Given problem
Where a line holds the word "mechanické", copy that line.

Stored records:
..........
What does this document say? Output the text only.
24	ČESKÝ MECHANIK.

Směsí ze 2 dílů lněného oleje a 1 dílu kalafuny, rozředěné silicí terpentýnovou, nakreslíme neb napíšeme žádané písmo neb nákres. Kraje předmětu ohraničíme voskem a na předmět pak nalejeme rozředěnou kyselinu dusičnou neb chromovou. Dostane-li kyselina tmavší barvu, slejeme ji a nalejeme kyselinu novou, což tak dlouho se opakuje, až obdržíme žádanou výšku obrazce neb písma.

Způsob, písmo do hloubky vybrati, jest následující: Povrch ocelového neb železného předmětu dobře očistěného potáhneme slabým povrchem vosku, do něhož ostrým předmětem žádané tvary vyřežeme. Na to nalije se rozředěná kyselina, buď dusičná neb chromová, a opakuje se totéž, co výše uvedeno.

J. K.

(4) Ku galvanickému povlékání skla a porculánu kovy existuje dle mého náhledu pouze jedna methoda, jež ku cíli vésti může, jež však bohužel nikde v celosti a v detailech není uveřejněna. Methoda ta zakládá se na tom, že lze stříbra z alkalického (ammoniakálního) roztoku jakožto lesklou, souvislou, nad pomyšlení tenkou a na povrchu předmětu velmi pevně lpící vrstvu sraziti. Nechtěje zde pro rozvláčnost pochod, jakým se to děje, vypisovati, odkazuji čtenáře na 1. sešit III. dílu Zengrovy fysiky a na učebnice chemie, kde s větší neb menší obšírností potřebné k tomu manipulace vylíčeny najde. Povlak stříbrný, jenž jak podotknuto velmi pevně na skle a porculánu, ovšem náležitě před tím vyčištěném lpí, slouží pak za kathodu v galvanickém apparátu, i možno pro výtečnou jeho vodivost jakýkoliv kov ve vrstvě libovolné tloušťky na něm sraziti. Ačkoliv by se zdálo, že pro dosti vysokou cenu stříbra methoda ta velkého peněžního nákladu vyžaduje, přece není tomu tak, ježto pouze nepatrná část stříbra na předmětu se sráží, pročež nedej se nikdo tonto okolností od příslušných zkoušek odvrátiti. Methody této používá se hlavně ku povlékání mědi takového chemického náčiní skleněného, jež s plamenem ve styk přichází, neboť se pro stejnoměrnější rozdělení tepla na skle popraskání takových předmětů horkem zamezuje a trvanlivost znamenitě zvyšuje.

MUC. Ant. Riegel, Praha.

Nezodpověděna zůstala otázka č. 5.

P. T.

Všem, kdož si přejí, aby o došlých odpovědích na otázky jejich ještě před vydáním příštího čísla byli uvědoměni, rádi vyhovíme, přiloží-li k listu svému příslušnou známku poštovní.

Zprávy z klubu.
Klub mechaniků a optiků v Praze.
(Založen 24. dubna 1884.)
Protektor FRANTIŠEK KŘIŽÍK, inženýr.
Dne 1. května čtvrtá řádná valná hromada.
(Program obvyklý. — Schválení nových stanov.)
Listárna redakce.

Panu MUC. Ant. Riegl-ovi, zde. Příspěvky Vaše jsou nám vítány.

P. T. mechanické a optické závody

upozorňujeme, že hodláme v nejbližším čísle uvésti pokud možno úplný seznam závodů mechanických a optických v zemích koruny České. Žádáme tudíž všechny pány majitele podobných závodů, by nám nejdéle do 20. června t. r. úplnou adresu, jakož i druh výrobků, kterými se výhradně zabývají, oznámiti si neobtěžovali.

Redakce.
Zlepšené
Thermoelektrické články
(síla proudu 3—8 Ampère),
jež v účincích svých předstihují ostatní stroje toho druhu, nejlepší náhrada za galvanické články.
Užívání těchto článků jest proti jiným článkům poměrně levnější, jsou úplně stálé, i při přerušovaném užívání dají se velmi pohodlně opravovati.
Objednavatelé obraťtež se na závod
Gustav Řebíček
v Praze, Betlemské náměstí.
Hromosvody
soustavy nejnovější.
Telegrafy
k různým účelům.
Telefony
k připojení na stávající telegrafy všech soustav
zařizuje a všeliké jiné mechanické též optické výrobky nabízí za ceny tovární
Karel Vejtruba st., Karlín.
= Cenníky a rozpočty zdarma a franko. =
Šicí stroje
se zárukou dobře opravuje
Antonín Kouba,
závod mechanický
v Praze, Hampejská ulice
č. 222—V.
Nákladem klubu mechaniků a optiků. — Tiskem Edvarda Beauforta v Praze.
..........
Completed exercise
P. T. mechanické a optické závody
zařizuje a všeliké jiné mechanické též optické výrobky nabízí za ceny tovární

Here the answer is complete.